--- Start of Provided records ---

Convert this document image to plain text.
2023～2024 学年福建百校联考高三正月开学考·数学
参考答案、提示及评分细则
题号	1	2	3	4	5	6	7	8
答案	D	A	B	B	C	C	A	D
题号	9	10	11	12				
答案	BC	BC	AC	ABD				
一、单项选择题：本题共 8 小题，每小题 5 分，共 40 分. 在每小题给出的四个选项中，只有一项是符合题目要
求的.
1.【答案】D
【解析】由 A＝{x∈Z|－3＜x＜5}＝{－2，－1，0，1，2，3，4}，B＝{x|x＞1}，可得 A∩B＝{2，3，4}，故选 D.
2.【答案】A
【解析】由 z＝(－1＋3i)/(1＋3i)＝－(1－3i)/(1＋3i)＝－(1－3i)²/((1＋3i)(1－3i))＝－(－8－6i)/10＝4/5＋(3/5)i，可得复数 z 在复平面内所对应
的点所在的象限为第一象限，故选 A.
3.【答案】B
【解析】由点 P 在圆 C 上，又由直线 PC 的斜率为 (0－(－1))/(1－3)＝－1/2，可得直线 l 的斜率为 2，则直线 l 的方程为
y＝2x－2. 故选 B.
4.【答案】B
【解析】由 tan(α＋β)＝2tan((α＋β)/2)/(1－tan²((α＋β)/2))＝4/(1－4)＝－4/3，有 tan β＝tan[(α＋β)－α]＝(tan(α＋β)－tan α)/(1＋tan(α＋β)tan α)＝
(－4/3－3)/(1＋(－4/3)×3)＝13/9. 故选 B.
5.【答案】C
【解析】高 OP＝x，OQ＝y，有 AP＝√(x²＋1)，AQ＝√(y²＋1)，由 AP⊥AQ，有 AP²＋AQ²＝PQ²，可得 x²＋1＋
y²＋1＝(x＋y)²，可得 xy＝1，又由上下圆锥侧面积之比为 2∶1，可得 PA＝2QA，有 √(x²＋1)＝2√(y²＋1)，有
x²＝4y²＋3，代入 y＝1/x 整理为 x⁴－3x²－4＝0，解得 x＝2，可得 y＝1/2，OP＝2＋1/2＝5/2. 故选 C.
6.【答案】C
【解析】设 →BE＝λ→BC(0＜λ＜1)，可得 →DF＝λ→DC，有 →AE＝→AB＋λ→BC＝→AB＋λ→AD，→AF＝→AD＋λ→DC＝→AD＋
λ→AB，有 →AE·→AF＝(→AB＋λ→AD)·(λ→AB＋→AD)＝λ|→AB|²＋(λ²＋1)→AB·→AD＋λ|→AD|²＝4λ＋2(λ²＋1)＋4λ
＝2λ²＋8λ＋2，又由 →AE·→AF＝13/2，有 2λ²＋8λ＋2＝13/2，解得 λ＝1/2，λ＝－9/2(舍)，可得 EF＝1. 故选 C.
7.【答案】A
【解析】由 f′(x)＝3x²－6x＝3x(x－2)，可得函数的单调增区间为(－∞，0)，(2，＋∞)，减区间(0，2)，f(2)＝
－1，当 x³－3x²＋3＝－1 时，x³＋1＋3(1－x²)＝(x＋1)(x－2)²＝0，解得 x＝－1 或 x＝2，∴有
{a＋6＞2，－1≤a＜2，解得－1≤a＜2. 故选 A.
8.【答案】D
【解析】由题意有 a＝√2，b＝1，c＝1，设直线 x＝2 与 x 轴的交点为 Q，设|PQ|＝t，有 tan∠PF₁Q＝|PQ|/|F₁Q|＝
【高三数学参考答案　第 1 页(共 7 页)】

--- End of Provided records ---

# Your objective
Print the records once more, exactly as they were given.

# The completed task
Convert this document image to plain text.
2023～2024 学年福建百校联考高三正月开学考·数学
参考答案、提示及评分细则
题号	1	2	3	4	5	6	7	8
答案	D	A	B	B	C	C	A	D
题号	9	10	11	12				
答案	BC	BC	AC	ABD				
一、单项选择题：本题共 8 小题，每小题 5 分，共 40 分. 在每小题给出的四个选项中，只有一项是符合题目要
求的.
1.【答案】D
【解析】由 A＝{x∈Z|－3＜x＜5}＝{－2，－1，0，1，2，3，4}，B＝{x|x＞1}，可得 A∩B＝{2，3，4}，故选 D.
2.【答案】A
【解析】由 z＝(－1＋3i)/(1＋3i)＝－(1－3i)/(1＋3i)＝－(1－3i)²/((1＋3i)(1－3i))＝－(－8－6i)/10＝4/5＋(3/5)i，可得复数 z 在复平面内所对应
的点所在的象限为第一象限，故选 A.
3.【答案】B
【解析】由点 P 在圆 C 上，又由直线 PC 的斜率为 (0－(－1))/(1－3)＝－1/2，可得直线 l 的斜率为 2，则直线 l 的方程为
y＝2x－2. 故选 B.
4.【答案】B
【解析】由 tan(α＋β)＝2tan((α＋β)/2)/(1－tan²((α＋β)/2))＝4/(1－4)＝－4/3，有 tan β＝tan[(α＋β)－α]＝(tan(α＋β)－tan α)/(1＋tan(α＋β)tan α)＝
(－4/3－3)/(1＋(－4/3)×3)＝13/9. 故选 B.
5.【答案】C
【解析】高 OP＝x，OQ＝y，有 AP＝√(x²＋1)，AQ＝√(y²＋1)，由 AP⊥AQ，有 AP²＋AQ²＝PQ²，可得 x²＋1＋
y²＋1＝(x＋y)²，可得 xy＝1，又由上下圆锥侧面积之比为 2∶1，可得 PA＝2QA，有 √(x²＋1)＝2√(y²＋1)，有
x²＝4y²＋3，代入 y＝1/x 整理为 x⁴－3x²－4＝0，解得 x＝2，可得 y＝1/2，OP＝2＋1/2＝5/2. 故选 C.
6.【答案】C
【解析】设 →BE＝λ→BC(0＜λ＜1)，可得 →DF＝λ→DC，有 →AE＝→AB＋λ→BC＝→AB＋λ→AD，→AF＝→AD＋λ→DC＝→AD＋
λ→AB，有 →AE·→AF＝(→AB＋λ→AD)·(λ→AB＋→AD)＝λ|→AB|²＋(λ²＋1)→AB·→AD＋λ|→AD|²＝4λ＋2(λ²＋1)＋4λ
＝2λ²＋8λ＋2，又由 →AE·→AF＝13/2，有 2λ²＋8λ＋2＝13/2，解得 λ＝1/2，λ＝－9/2(舍)，可得 EF＝1. 故选 C.
7.【答案】A
【解析】由 f′(x)＝3x²－6x＝3x(x－2)，可得函数的单调增区间为(－∞，0)，(2，＋∞)，减区间(0，2)，f(2)＝
－1，当 x³－3x²＋3＝－1 时，x³＋1＋3(1－x²)＝(x＋1)(x－2)²＝0，解得 x＝－1 或 x＝2，∴有
{a＋6＞2，－1≤a＜2，解得－1≤a＜2. 故选 A.
8.【答案】D
【解析】由题意有 a＝√2，b＝1，c＝1，设直线 x＝2 与 x 轴的交点为 Q，设|PQ|＝t，有 tan∠PF₁Q＝|PQ|/|F₁Q|＝
【高三数学参考答案　第 1 页(共 7 页)】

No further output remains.